Exercise 1 -
Copy the entries from the line with "pizza-prosciutto-photo: [1243, 1086, 1432, 1274]" to the line with "menu-item-info: Pizza Margherita", keeping every line unchanged.

Text shown -

____________

Offsite backup exchange ring? (Score:2, Interesting)
I got to thinking once again about how fragile my current backup scheme is.
I have three machines -- one laptop for MS Office, games, and browsing the rare website I can't use with Opera on Linux, one ancient Linux box doing NAT and email, and one modern Linux workstation that I use for my daily work. My backup sets from these machines total about 15 gigabytes compressed. About five gigabytes are irreplaceable data, and replacing the rest would be several days' work.
I take backups every night. The two linux boxes cpio, gzip, and cp new and changed files off their relevant filesystems to a separate backup drive on the workstation, while the built-in backup applet on the Win2k box takes a full backup onto the same drive via SMB. An additional cron job on the workstation renames the windows backup file each night so the new one doesn't.
This scheme protects me from any single drive failure, as well as accidental deletion of any file or directory except the root directory on the Linux workstation. Which means that if, for example, if I were to install a poorly constructed RPM that did rm -rf $DIRECTORY/ in a script while $DIRECTORY was unset, I would lose all my data. While I do have the most critical stuff on CD's, those are usually weeks out of date. And even those would be susceptible to a housefire or a burglary (well, I don't know if burglars typically bother to steal stacks of CD-R's -- anyone with experience in this regard?).
In any case, offsite backups would be the way to go. CDR's are a pain to automate when your backup set is large, and a pain to drag off site, and they can get quite expensive in the long run, so I've looked into various online backup services. Unfortunately, at the volumes I'm looking at, the commercial services will typically charge you several times the one-time cost of the hard drive space each month, which seems somewhat excessive.

____________

Page element annotations
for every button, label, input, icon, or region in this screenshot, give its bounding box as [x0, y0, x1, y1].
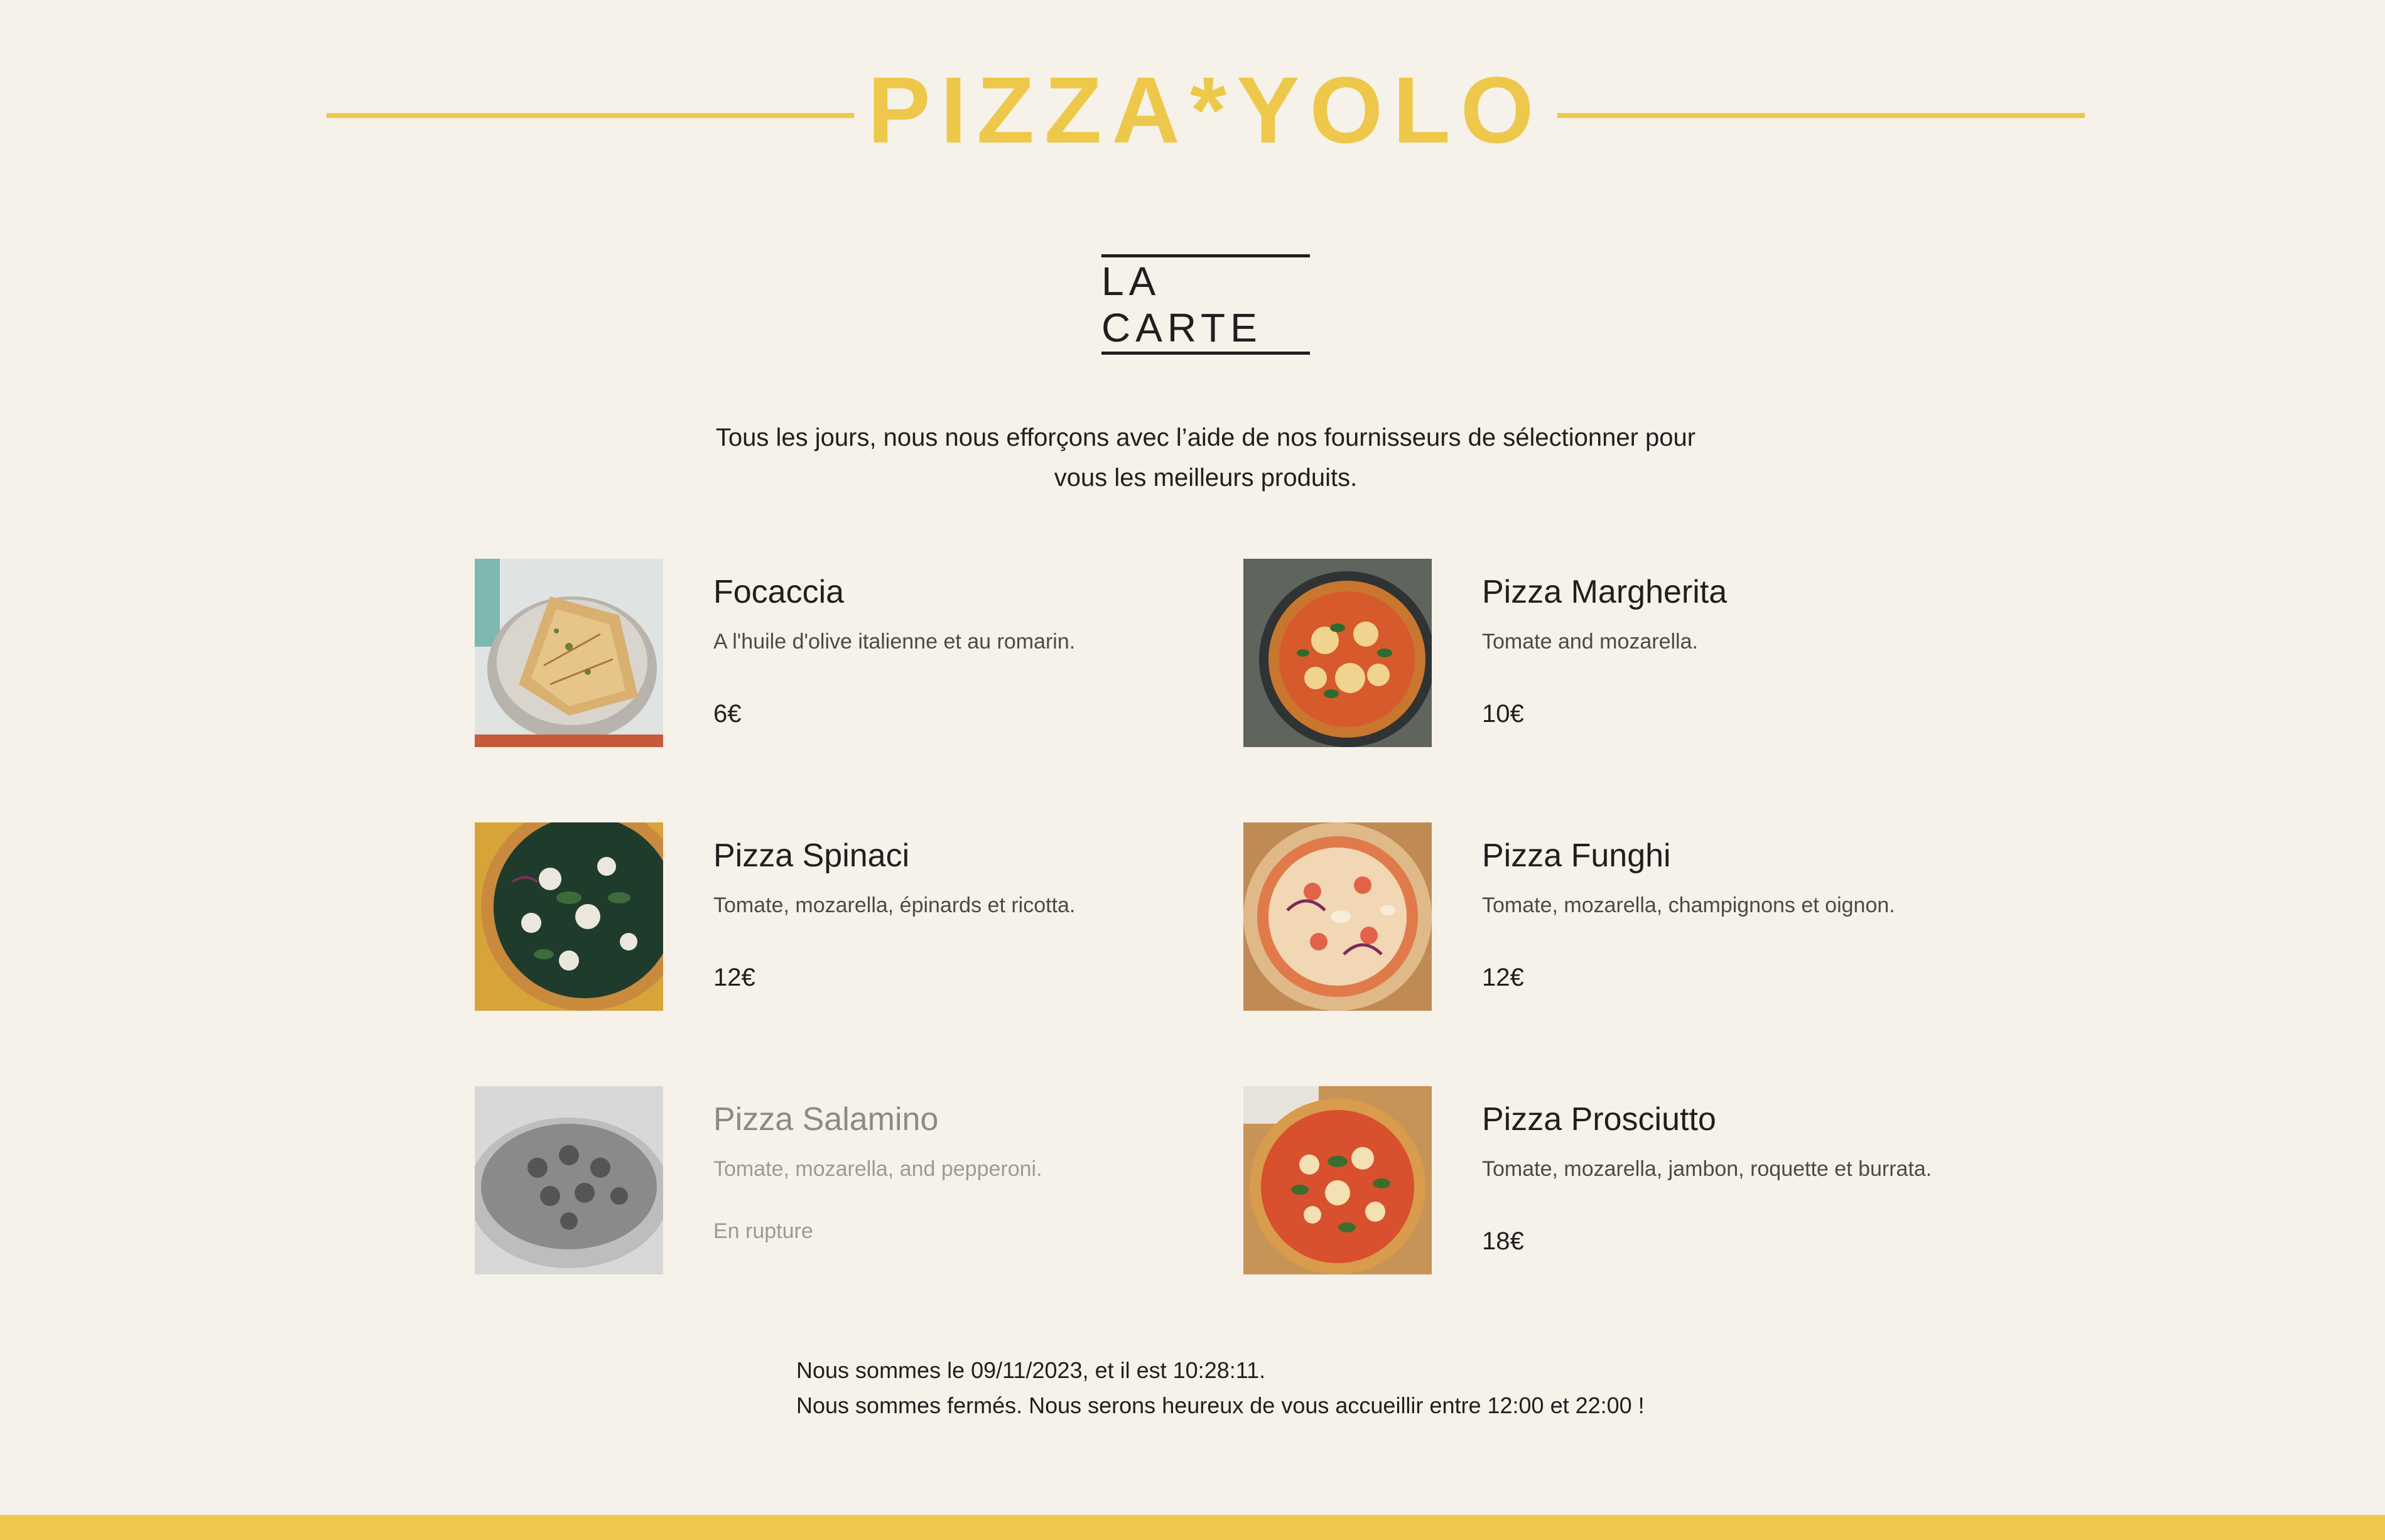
pizza-prosciutto-photo: [1243, 1086, 1432, 1274]
section-title: LA CARTE: [1101, 259, 1262, 350]
menu-item[interactable]: Focaccia A l'huile d'olive italienne et …: [475, 559, 1197, 747]
pizza-salamino-photo: [475, 1086, 663, 1274]
menu-item[interactable]: Pizza Prosciutto Tomate, mozarella, jamb…: [1243, 1086, 1966, 1274]
intro-text: Tous les jours, nous nous efforçons avec…: [691, 417, 1721, 498]
menu-item[interactable]: Pizza Margherita Tomate and mozarella. 1…: [1243, 559, 1966, 747]
menu-item-price: 12€: [1482, 964, 1524, 992]
intro-line-1: Tous les jours, nous nous efforçons avec…: [715, 424, 1696, 451]
menu-item-price: 6€: [713, 700, 742, 728]
brand-logo: PIZZA*YOLO: [867, 57, 1544, 163]
menu-item-name: Pizza Salamino: [713, 1101, 939, 1138]
section-title-frame: LA CARTE: [1101, 254, 1310, 355]
menu-item-info: Pizza Margherita Tomate and mozarella. 1…: [1482, 559, 1959, 729]
menu-item-name: Focaccia: [713, 574, 845, 610]
opening-hours-notice: Nous sommes le 09/11/2023, et il est 10:…: [796, 1353, 1738, 1423]
header-divider-right: [1557, 113, 2085, 118]
menu-item-description: A l'huile d'olive italienne et au romari…: [713, 630, 1076, 654]
page: PIZZA*YOLO LA CARTE Tous les jours, nous…: [0, 0, 2385, 1540]
menu-item-info: Pizza Spinaci Tomate, mozarella, épinard…: [713, 822, 1191, 993]
menu-item-info: Pizza Funghi Tomate, mozarella, champign…: [1482, 822, 1959, 993]
menu-item-price: 18€: [1482, 1227, 1524, 1256]
menu-item-name: Pizza Prosciutto: [1482, 1101, 1716, 1138]
menu-item[interactable]: Pizza Funghi Tomate, mozarella, champign…: [1243, 822, 1966, 1011]
menu-item-description: Tomate, mozarella, épinards et ricotta.: [713, 893, 1076, 918]
opening-status-text: Nous sommes fermés. Nous serons heureux …: [796, 1392, 1645, 1418]
menu-item-description: Tomate, mozarella, champignons et oignon…: [1482, 893, 1895, 918]
focaccia-photo: [475, 559, 663, 747]
pizza-funghi-photo: [1243, 822, 1432, 1011]
menu-item-price: 10€: [1482, 700, 1524, 728]
intro-line-2: vous les meilleurs produits.: [1054, 464, 1358, 492]
menu-item-price: 12€: [713, 964, 755, 992]
menu-item-name: Pizza Funghi: [1482, 837, 1671, 874]
menu-item-stock-status: En rupture: [713, 1219, 813, 1244]
menu-item-description: Tomate, mozarella, and pepperoni.: [713, 1157, 1042, 1182]
pizza-spinaci-photo: [475, 822, 663, 1011]
site-header: PIZZA*YOLO: [0, 50, 2385, 182]
footer-bar: [0, 1515, 2385, 1540]
menu-item-name: Pizza Margherita: [1482, 574, 1728, 610]
current-datetime-text: Nous sommes le 09/11/2023, et il est 10:…: [796, 1357, 1266, 1383]
header-divider-left: [327, 113, 854, 118]
pizza-margherita-photo: [1243, 559, 1432, 747]
menu-item-info: Focaccia A l'huile d'olive italienne et …: [713, 559, 1191, 729]
menu-item[interactable]: Pizza Salamino Tomate, mozarella, and pe…: [475, 1086, 1197, 1274]
menu-item-info: Pizza Prosciutto Tomate, mozarella, jamb…: [1482, 1086, 1959, 1256]
menu-item-description: Tomate and mozarella.: [1482, 630, 1698, 654]
menu-item[interactable]: Pizza Spinaci Tomate, mozarella, épinard…: [475, 822, 1197, 1011]
menu-grid: Focaccia A l'huile d'olive italienne et …: [475, 559, 1932, 1274]
menu-item-description: Tomate, mozarella, jambon, roquette et b…: [1482, 1157, 1932, 1182]
menu-item-info: Pizza Salamino Tomate, mozarella, and pe…: [713, 1086, 1191, 1244]
menu-item-name: Pizza Spinaci: [713, 837, 910, 874]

____________

Exercise 2 -
In the post about backups, about how many gigabytes of the writer's data are irreplaceable?

Expected answer 1 -
pizza-prosciutto-photo: [1243, 1086, 1432, 1274]
section-title: LA CARTE: [1101, 259, 1262, 350]
menu-item[interactable]: Focaccia A l'huile d'olive italienne et …: [475, 559, 1197, 747]
pizza-salamino-photo: [475, 1086, 663, 1274]
menu-item[interactable]: Pizza Prosciutto Tomate, mozarella, jamb…: [1243, 1086, 1966, 1274]
intro-text: Tous les jours, nous nous efforçons avec…: [691, 417, 1721, 498]
menu-item[interactable]: Pizza Margherita Tomate and mozarella. 1…: [1243, 559, 1966, 747]
menu-item-price: 12€: [1482, 964, 1524, 992]
intro-line-1: Tous les jours, nous nous efforçons avec…: [715, 424, 1696, 451]
menu-item-price: 6€: [713, 700, 742, 728]
brand-logo: PIZZA*YOLO: [867, 57, 1544, 163]
menu-item-name: Pizza Salamino: [713, 1101, 939, 1138]
section-title-frame: LA CARTE: [1101, 254, 1310, 355]
menu-item-info: Pizza Margherita Tomate and mozarella. 1…: [1482, 559, 1959, 729]

Expected answer 2 -
About five gigabytes.